**WORK TO BE COMPLETED**
Transcribe the records that follow, preserving every word.

**EXTRACTED MATERIAL**
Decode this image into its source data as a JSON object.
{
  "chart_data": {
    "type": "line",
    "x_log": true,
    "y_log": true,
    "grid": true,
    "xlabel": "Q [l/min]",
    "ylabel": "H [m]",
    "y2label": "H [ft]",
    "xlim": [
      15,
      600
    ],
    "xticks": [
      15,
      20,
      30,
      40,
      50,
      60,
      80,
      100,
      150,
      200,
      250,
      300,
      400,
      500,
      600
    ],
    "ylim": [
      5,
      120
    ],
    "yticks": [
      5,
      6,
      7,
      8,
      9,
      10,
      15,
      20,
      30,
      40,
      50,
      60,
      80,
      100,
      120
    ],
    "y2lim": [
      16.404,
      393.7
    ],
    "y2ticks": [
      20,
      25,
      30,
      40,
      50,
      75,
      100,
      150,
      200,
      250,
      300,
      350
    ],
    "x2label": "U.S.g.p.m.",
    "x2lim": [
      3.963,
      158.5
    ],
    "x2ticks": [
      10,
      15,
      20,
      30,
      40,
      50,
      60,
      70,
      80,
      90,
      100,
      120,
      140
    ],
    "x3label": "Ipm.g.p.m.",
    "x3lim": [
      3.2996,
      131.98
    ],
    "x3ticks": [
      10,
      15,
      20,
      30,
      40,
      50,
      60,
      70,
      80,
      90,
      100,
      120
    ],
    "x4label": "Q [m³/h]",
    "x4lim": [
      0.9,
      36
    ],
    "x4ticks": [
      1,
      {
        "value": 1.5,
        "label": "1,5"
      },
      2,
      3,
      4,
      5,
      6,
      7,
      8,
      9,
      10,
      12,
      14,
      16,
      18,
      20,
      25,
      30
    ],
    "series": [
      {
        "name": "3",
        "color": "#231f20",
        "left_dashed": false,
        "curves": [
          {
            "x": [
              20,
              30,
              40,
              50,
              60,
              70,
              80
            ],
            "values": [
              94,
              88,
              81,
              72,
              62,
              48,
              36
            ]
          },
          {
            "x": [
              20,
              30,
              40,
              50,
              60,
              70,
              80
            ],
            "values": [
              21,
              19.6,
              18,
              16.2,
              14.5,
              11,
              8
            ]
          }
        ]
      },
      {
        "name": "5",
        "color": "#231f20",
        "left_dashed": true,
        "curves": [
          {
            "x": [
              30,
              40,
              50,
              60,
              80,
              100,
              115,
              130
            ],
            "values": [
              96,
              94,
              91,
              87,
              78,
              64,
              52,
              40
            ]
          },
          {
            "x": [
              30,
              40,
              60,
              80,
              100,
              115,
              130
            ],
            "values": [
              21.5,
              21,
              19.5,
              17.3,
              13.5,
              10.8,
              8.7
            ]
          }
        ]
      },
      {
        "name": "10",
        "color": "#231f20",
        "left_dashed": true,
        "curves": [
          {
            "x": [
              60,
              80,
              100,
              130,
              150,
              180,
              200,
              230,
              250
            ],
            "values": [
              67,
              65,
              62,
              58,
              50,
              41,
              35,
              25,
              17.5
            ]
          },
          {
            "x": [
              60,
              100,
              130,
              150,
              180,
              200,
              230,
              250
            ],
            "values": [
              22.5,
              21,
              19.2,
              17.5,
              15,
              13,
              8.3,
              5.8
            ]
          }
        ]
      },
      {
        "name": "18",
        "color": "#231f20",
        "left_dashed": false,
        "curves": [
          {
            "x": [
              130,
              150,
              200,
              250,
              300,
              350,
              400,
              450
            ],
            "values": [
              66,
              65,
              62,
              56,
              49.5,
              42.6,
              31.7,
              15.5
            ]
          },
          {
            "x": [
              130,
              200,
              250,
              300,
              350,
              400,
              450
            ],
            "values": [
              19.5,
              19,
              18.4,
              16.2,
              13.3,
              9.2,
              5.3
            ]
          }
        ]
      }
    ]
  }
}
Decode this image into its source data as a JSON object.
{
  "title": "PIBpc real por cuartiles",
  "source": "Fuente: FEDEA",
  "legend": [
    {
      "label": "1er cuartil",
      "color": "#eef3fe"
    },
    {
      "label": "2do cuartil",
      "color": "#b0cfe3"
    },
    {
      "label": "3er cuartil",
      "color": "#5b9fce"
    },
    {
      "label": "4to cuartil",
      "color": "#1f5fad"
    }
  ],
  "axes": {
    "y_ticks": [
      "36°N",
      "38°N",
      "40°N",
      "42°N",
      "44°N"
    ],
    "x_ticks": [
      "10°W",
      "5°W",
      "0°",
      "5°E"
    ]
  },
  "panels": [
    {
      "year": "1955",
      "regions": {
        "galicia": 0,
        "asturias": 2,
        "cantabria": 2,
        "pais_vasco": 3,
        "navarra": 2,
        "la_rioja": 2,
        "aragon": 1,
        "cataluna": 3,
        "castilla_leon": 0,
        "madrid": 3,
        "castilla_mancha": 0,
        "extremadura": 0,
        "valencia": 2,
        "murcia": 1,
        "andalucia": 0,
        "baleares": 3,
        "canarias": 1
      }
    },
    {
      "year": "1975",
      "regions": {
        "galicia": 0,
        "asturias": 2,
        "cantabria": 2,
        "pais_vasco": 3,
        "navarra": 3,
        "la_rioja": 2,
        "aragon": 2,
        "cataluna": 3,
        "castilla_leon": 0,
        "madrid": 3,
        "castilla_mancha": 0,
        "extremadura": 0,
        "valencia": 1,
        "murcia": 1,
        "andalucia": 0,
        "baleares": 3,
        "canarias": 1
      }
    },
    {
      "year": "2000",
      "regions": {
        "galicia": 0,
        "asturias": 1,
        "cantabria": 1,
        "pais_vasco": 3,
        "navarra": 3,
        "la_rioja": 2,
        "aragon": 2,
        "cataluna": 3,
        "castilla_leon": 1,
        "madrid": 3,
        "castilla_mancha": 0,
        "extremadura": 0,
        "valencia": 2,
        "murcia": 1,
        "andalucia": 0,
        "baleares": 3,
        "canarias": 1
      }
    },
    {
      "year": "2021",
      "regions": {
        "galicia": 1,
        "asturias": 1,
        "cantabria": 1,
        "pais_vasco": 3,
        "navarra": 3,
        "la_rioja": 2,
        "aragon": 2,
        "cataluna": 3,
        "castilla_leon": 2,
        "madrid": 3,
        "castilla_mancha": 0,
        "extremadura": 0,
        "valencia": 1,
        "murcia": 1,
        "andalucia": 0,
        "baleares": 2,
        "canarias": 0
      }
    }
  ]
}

**SOLUTION FOR THIS TASK**
Decode this image into its source data as a JSON object.
{
  "chart_data": {
    "type": "line",
    "x_log": true,
    "y_log": true,
    "grid": true,
    "xlabel": "Q [l/min]",
    "ylabel": "H [m]",
    "y2label": "H [ft]",
    "xlim": [
      15,
      600
    ],
    "xticks": [
      15,
      20,
      30,
      40,
      50,
      60,
      80,
      100,
      150,
      200,
      250,
      300,
      400,
      500,
      600
    ],
    "ylim": [
      5,
      120
    ],
    "yticks": [
      5,
      6,
      7,
      8,
      9,
      10,
      15,
      20,
      30,
      40,
      50,
      60,
      80,
      100,
      120
    ],
    "y2lim": [
      16.404,
      393.7
    ],
    "y2ticks": [
      20,
      25,
      30,
      40,
      50,
      75,
      100,
      150,
      200,
      250,
      300,
      350
    ],
    "x2label": "U.S.g.p.m.",
    "x2lim": [
      3.963,
      158.5
    ],
    "x2ticks": [
      10,
      15,
      20,
      30,
      40,
      50,
      60,
      70,
      80,
      90,
      100,
      120,
      140
    ],
    "x3label": "Ipm.g.p.m.",
    "x3lim": [
      3.2996,
      131.98
    ],
    "x3ticks": [
      10,
      15,
      20,
      30,
      40,
      50,
      60,
      70,
      80,
      90,
      100,
      120
    ],
    "x4label": "Q [m³/h]",
    "x4lim": [
      0.9,
      36
    ],
    "x4ticks": [
      1,
      {
        "value": 1.5,
        "label": "1,5"
      },
      2,
      3,
      4,
      5,
      6,
      7,
      8,
      9,
      10,
      12,
      14,
      16,
      18,
      20,
      25,
      30
    ],
    "series": [
      {
        "name": "3",
        "color": "#231f20",
        "left_dashed": false,
        "curves": [
          {
            "x": [
              20,
              30,
              40,
              50,
              60,
              70,
              80
            ],
            "values": [
              94,
              88,
              81,
              72,
              62,
              48,
              36
            ]
          },
          {
            "x": [
              20,
              30,
              40,
              50,
              60,
              70,
              80
            ],
            "values": [
              21,
              19.6,
              18,
              16.2,
              14.5,
              11,
              8
            ]
          }
        ]
      },
      {
        "name": "5",
        "color": "#231f20",
        "left_dashed": true,
        "curves": [
          {
            "x": [
              30,
              40,
              50,
              60,
              80,
              100,
              115,
              130
            ],
            "values": [
              96,
              94,
              91,
              87,
              78,
              64,
              52,
              40
            ]
          },
          {
            "x": [
              30,
              40,
              60,
              80,
              100,
              115,
              130
            ],
            "values": [
              21.5,
              21,
              19.5,
              17.3,
              13.5,
              10.8,
              8.7
            ]
          }
        ]
      },
      {
        "name": "10",
        "color": "#231f20",
        "left_dashed": true,
        "curves": [
          {
            "x": [
              60,
              80,
              100,
              130,
              150,
              180,
              200,
              230,
              250
            ],
            "values": [
              67,
              65,
              62,
              58,
              50,
              41,
              35,
              25,
              17.5
            ]
          },
          {
            "x": [
              60,
              100,
              130,
              150,
              180,
              200,
              230,
              250
            ],
            "values": [
              22.5,
              21,
              19.2,
              17.5,
              15,
              13,
              8.3,
              5.8
            ]
          }
        ]
      },
      {
        "name": "18",
        "color": "#231f20",
        "left_dashed": false,
        "curves": [
          {
            "x": [
              130,
              150,
              200,
              250,
              300,
              350,
              400,
              450
            ],
            "values": [
              66,
              65,
              62,
              56,
              49.5,
              42.6,
              31.7,
              15.5
            ]
          },
          {
            "x": [
              130,
              200,
              250,
              300,
              350,
              400,
              450
            ],
            "values": [
              19.5,
              19,
              18.4,
              16.2,
              13.3,
              9.2,
              5.3
            ]
          }
        ]
      }
    ]
  }
}
Decode this image into its source data as a JSON object.
{
  "title": "PIBpc real por cuartiles",
  "source": "Fuente: FEDEA",
  "legend": [
    {
      "label": "1er cuartil",
      "color": "#eef3fe"
    },
    {
      "label": "2do cuartil",
      "color": "#b0cfe3"
    },
    {
      "label": "3er cuartil",
      "color": "#5b9fce"
    },
    {
      "label": "4to cuartil",
      "color": "#1f5fad"
    }
  ],
  "axes": {
    "y_ticks": [
      "36°N",
      "38°N",
      "40°N",
      "42°N",
      "44°N"
    ],
    "x_ticks": [
      "10°W",
      "5°W",
      "0°",
      "5°E"
    ]
  },
  "panels": [
    {
      "year": "1955",
      "regions": {
        "galicia": 0,
        "asturias": 2,
        "cantabria": 2,
        "pais_vasco": 3,
        "navarra": 2,
        "la_rioja": 2,
        "aragon": 1,
        "cataluna": 3,
        "castilla_leon": 0,
        "madrid": 3,
        "castilla_mancha": 0,
        "extremadura": 0,
        "valencia": 2,
        "murcia": 1,
        "andalucia": 0,
        "baleares": 3,
        "canarias": 1
      }
    },
    {
      "year": "1975",
      "regions": {
        "galicia": 0,
        "asturias": 2,
        "cantabria": 2,
        "pais_vasco": 3,
        "navarra": 3,
        "la_rioja": 2,
        "aragon": 2,
        "cataluna": 3,
        "castilla_leon": 0,
        "madrid": 3,
        "castilla_mancha": 0,
        "extremadura": 0,
        "valencia": 1,
        "murcia": 1,
        "andalucia": 0,
        "baleares": 3,
        "canarias": 1
      }
    },
    {
      "year": "2000",
      "regions": {
        "galicia": 0,
        "asturias": 1,
        "cantabria": 1,
        "pais_vasco": 3,
        "navarra": 3,
        "la_rioja": 2,
        "aragon": 2,
        "cataluna": 3,
        "castilla_leon": 1,
        "madrid": 3,
        "castilla_mancha": 0,
        "extremadura": 0,
        "valencia": 2,
        "murcia": 1,
        "andalucia": 0,
        "baleares": 3,
        "canarias": 1
      }
    },
    {
      "year": "2021",
      "regions": {
        "galicia": 1,
        "asturias": 1,
        "cantabria": 1,
        "pais_vasco": 3,
        "navarra": 3,
        "la_rioja": 2,
        "aragon": 2,
        "cataluna": 3,
        "castilla_leon": 2,
        "madrid": 3,
        "castilla_mancha": 0,
        "extremadura": 0,
        "valencia": 1,
        "murcia": 1,
        "andalucia": 0,
        "baleares": 2,
        "canarias": 0
      }
    }
  ]
}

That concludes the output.